Problem: Transcribe each line of the records below exactly, excluding any embedded images.

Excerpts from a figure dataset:
________________________________________

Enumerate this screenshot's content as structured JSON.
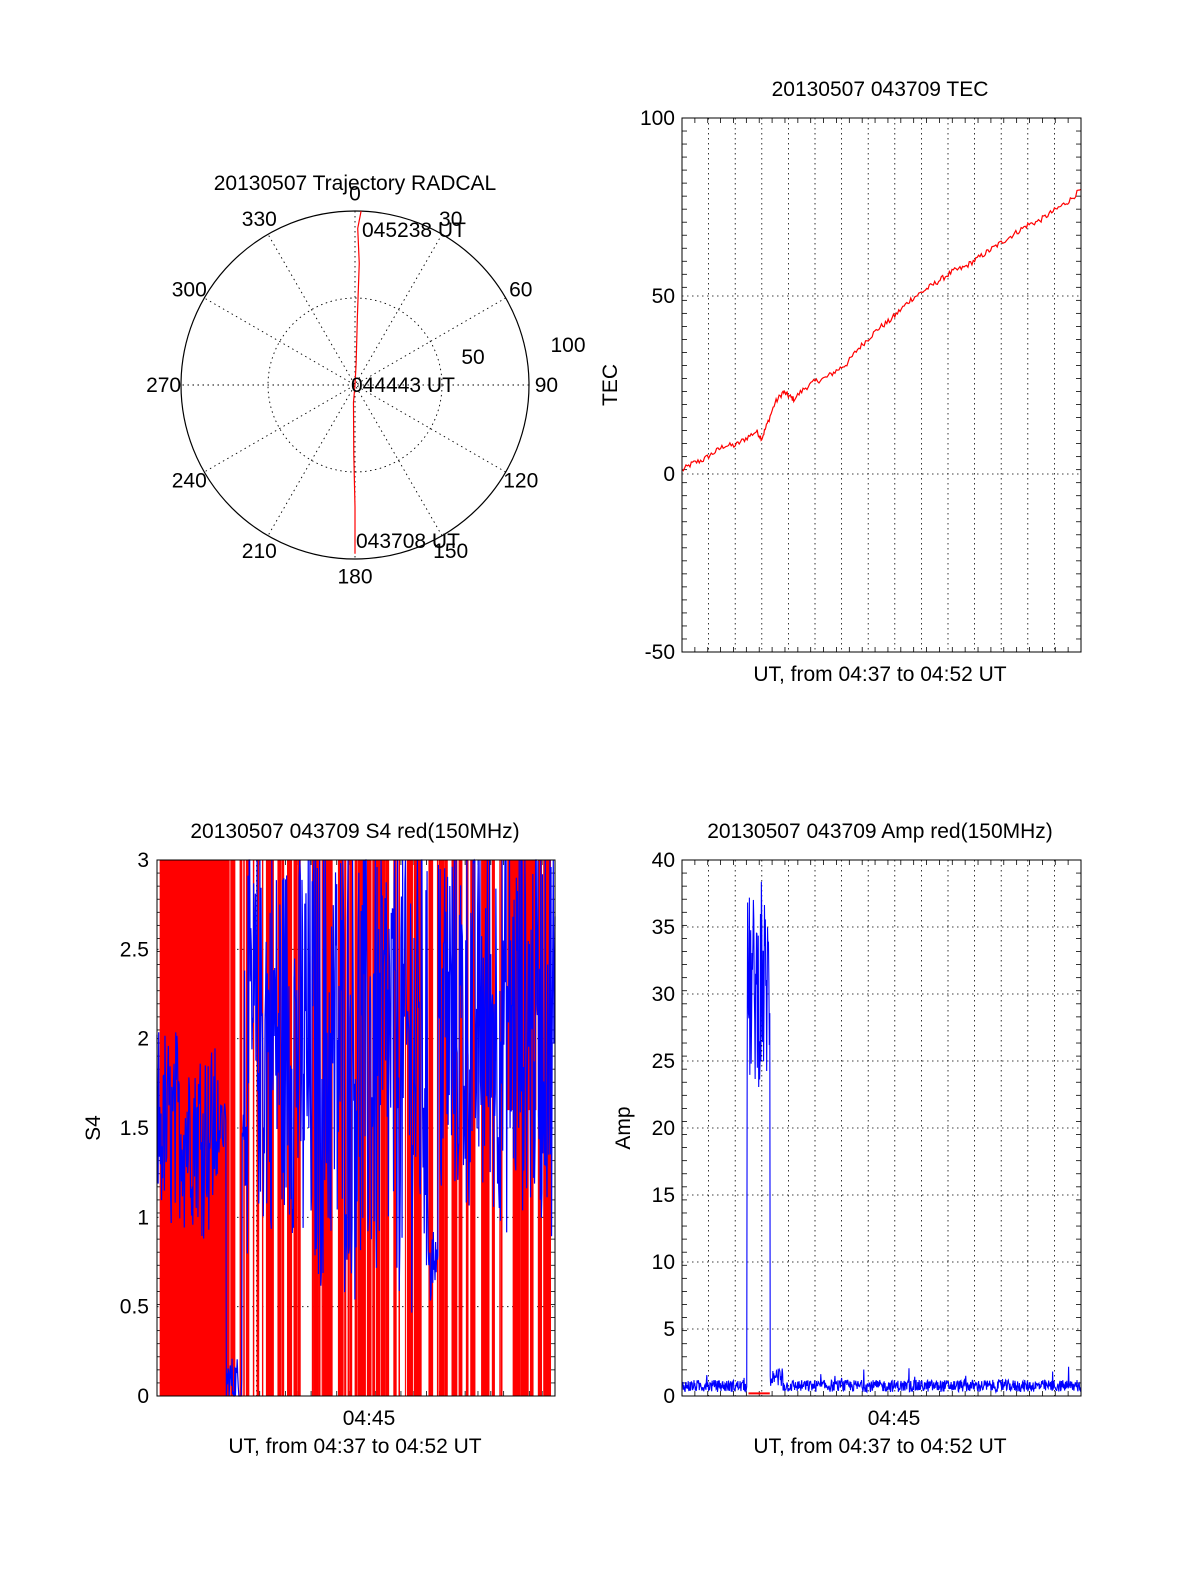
{
  "chart_data": [
    {
      "type": "polar",
      "title": "20130507 Trajectory RADCAL",
      "angle_ticks": [
        "0",
        "30",
        "60",
        "90",
        "120",
        "150",
        "180",
        "210",
        "240",
        "270",
        "300",
        "330"
      ],
      "radius_ticks": [
        "50",
        "100"
      ],
      "rlim": [
        0,
        100
      ],
      "grid": true,
      "trajectory": {
        "color": "#ff0000",
        "points": [
          {
            "az": 180,
            "r": 97
          },
          {
            "az": 180,
            "r": 70
          },
          {
            "az": 181,
            "r": 40
          },
          {
            "az": 185,
            "r": 10
          },
          {
            "az": 0,
            "r": 0
          },
          {
            "az": 3,
            "r": 12
          },
          {
            "az": 2,
            "r": 40
          },
          {
            "az": 2,
            "r": 70
          },
          {
            "az": 1,
            "r": 90
          },
          {
            "az": 2,
            "r": 100
          }
        ]
      },
      "annotations": [
        {
          "text": "045238 UT",
          "az": 12,
          "r": 88
        },
        {
          "text": "044443 UT",
          "az": 90,
          "r": 8
        },
        {
          "text": "043708 UT",
          "az": 166,
          "r": 94
        }
      ]
    },
    {
      "type": "line",
      "title": "20130507 043709 TEC",
      "xlabel": "UT, from 04:37 to 04:52 UT",
      "ylabel": "TEC",
      "ylim": [
        -50,
        100
      ],
      "xlim": [
        0,
        15
      ],
      "yticks": [
        "-50",
        "0",
        "50",
        "100"
      ],
      "grid": true,
      "series": [
        {
          "color": "#ff0000",
          "x": [
            0,
            0.4,
            0.8,
            1.2,
            1.6,
            2.0,
            2.4,
            2.8,
            3.0,
            3.2,
            3.5,
            3.8,
            4.0,
            4.2,
            4.6,
            5.0,
            5.4,
            5.8,
            6.2,
            6.6,
            7.0,
            7.4,
            7.8,
            8.2,
            8.6,
            9.0,
            9.4,
            9.8,
            10.2,
            10.6,
            11.0,
            11.4,
            11.8,
            12.2,
            12.6,
            13.0,
            13.4,
            13.8,
            14.2,
            14.6,
            15.0
          ],
          "y": [
            1,
            3,
            4,
            6,
            8,
            8,
            10,
            12,
            10,
            14,
            20,
            23,
            22,
            21,
            24,
            26,
            27,
            29,
            31,
            35,
            38,
            41,
            43,
            46,
            49,
            51,
            53,
            55,
            57,
            58,
            60,
            62,
            64,
            66,
            68,
            70,
            71,
            73,
            75,
            77,
            80
          ]
        }
      ]
    },
    {
      "type": "line",
      "title": "20130507 043709 S4 red(150MHz)",
      "xlabel": "UT, from 04:37 to 04:52 UT",
      "ylabel": "S4",
      "ylim": [
        0,
        3
      ],
      "xlim": [
        0,
        15
      ],
      "yticks": [
        "0",
        "0.5",
        "1",
        "1.5",
        "2",
        "2.5",
        "3"
      ],
      "xticks": [
        {
          "x": 8,
          "label": "04:45"
        }
      ],
      "grid": true,
      "series": [
        {
          "color": "#ff0000",
          "x": [],
          "y": []
        },
        {
          "color": "#0000ff",
          "x": [],
          "y": []
        }
      ]
    },
    {
      "type": "line",
      "title": "20130507 043709 Amp red(150MHz)",
      "xlabel": "UT, from 04:37 to 04:52 UT",
      "ylabel": "Amp",
      "ylim": [
        0,
        40
      ],
      "xlim": [
        0,
        15
      ],
      "yticks": [
        "0",
        "5",
        "10",
        "15",
        "20",
        "25",
        "30",
        "35",
        "40"
      ],
      "xticks": [
        {
          "x": 8,
          "label": "04:45"
        }
      ],
      "grid": true,
      "series": [
        {
          "color": "#0000ff",
          "x": [],
          "y": []
        },
        {
          "color": "#ff0000",
          "x": [
            2.5,
            3.3
          ],
          "y": [
            0.2,
            0.2
          ]
        }
      ]
    }
  ]
}
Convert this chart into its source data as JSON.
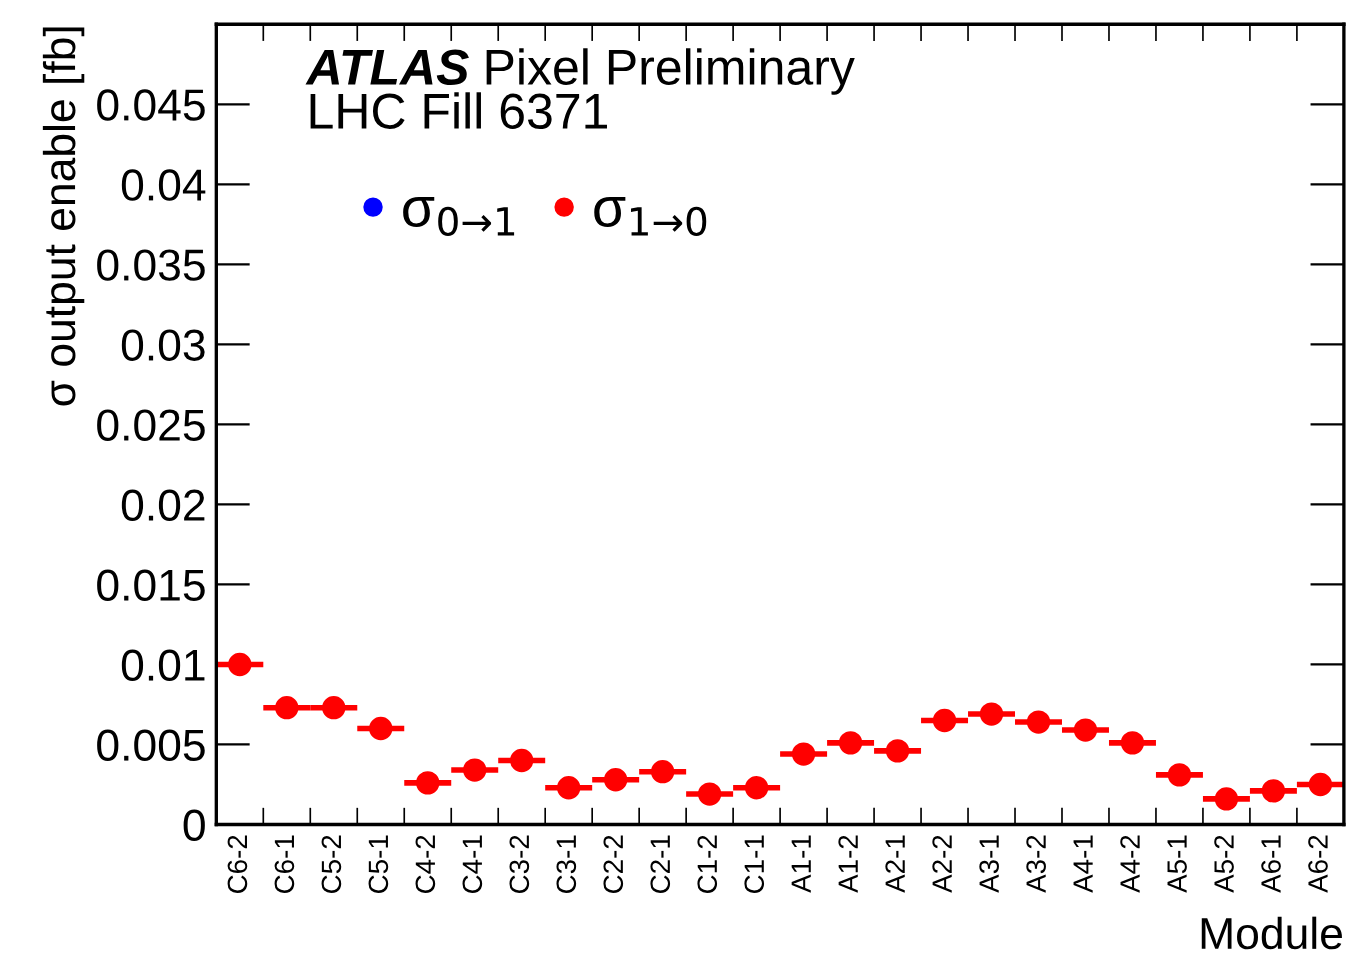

________________________________________

Answer to this exercise:
Enumerate this screenshot's content as structured JSON.
{
  "chart_data": [
    {
      "type": "polar",
      "title": "20130507 Trajectory RADCAL",
      "angle_ticks": [
        "0",
        "30",
        "60",
        "90",
        "120",
        "150",
        "180",
        "210",
        "240",
        "270",
        "300",
        "330"
      ],
      "radius_ticks": [
        "50",
        "100"
      ],
      "rlim": [
        0,
        100
      ],
      "grid": true,
      "trajectory": {
        "color": "#ff0000",
        "points": [
          {
            "az": 180,
            "r": 97
          },
          {
            "az": 180,
            "r": 70
          },
          {
            "az": 181,
            "r": 40
          },
          {
            "az": 185,
            "r": 10
          },
          {
            "az": 0,
            "r": 0
          },
          {
            "az": 3,
            "r": 12
          },
          {
            "az": 2,
            "r": 40
          },
          {
            "az": 2,
            "r": 70
          },
          {
            "az": 1,
            "r": 90
          },
          {
            "az": 2,
            "r": 100
          }
        ]
      },
      "annotations": [
        {
          "text": "045238 UT",
          "az": 12,
          "r": 88
        },
        {
          "text": "044443 UT",
          "az": 90,
          "r": 8
        },
        {
          "text": "043708 UT",
          "az": 166,
          "r": 94
        }
      ]
    },
    {
      "type": "line",
      "title": "20130507 043709 TEC",
      "xlabel": "UT, from 04:37 to 04:52 UT",
      "ylabel": "TEC",
      "ylim": [
        -50,
        100
      ],
      "xlim": [
        0,
        15
      ],
      "yticks": [
        "-50",
        "0",
        "50",
        "100"
      ],
      "grid": true,
      "series": [
        {
          "color": "#ff0000",
          "x": [
            0,
            0.4,
            0.8,
            1.2,
            1.6,
            2.0,
            2.4,
            2.8,
            3.0,
            3.2,
            3.5,
            3.8,
            4.0,
            4.2,
            4.6,
            5.0,
            5.4,
            5.8,
            6.2,
            6.6,
            7.0,
            7.4,
            7.8,
            8.2,
            8.6,
            9.0,
            9.4,
            9.8,
            10.2,
            10.6,
            11.0,
            11.4,
            11.8,
            12.2,
            12.6,
            13.0,
            13.4,
            13.8,
            14.2,
            14.6,
            15.0
          ],
          "y": [
            1,
            3,
            4,
            6,
            8,
            8,
            10,
            12,
            10,
            14,
            20,
            23,
            22,
            21,
            24,
            26,
            27,
            29,
            31,
            35,
            38,
            41,
            43,
            46,
            49,
            51,
            53,
            55,
            57,
            58,
            60,
            62,
            64,
            66,
            68,
            70,
            71,
            73,
            75,
            77,
            80
          ]
        }
      ]
    },
    {
      "type": "line",
      "title": "20130507 043709 S4 red(150MHz)",
      "xlabel": "UT, from 04:37 to 04:52 UT",
      "ylabel": "S4",
      "ylim": [
        0,
        3
      ],
      "xlim": [
        0,
        15
      ],
      "yticks": [
        "0",
        "0.5",
        "1",
        "1.5",
        "2",
        "2.5",
        "3"
      ],
      "xticks": [
        {
          "x": 8,
          "label": "04:45"
        }
      ],
      "grid": true,
      "series": [
        {
          "color": "#ff0000",
          "x": [],
          "y": []
        },
        {
          "color": "#0000ff",
          "x": [],
          "y": []
        }
      ]
    },
    {
      "type": "line",
      "title": "20130507 043709 Amp red(150MHz)",
      "xlabel": "UT, from 04:37 to 04:52 UT",
      "ylabel": "Amp",
      "ylim": [
        0,
        40
      ],
      "xlim": [
        0,
        15
      ],
      "yticks": [
        "0",
        "5",
        "10",
        "15",
        "20",
        "25",
        "30",
        "35",
        "40"
      ],
      "xticks": [
        {
          "x": 8,
          "label": "04:45"
        }
      ],
      "grid": true,
      "series": [
        {
          "color": "#0000ff",
          "x": [],
          "y": []
        },
        {
          "color": "#ff0000",
          "x": [
            2.5,
            3.3
          ],
          "y": [
            0.2,
            0.2
          ]
        }
      ]
    }
  ]
}
Convert this chart into its source data as JSON.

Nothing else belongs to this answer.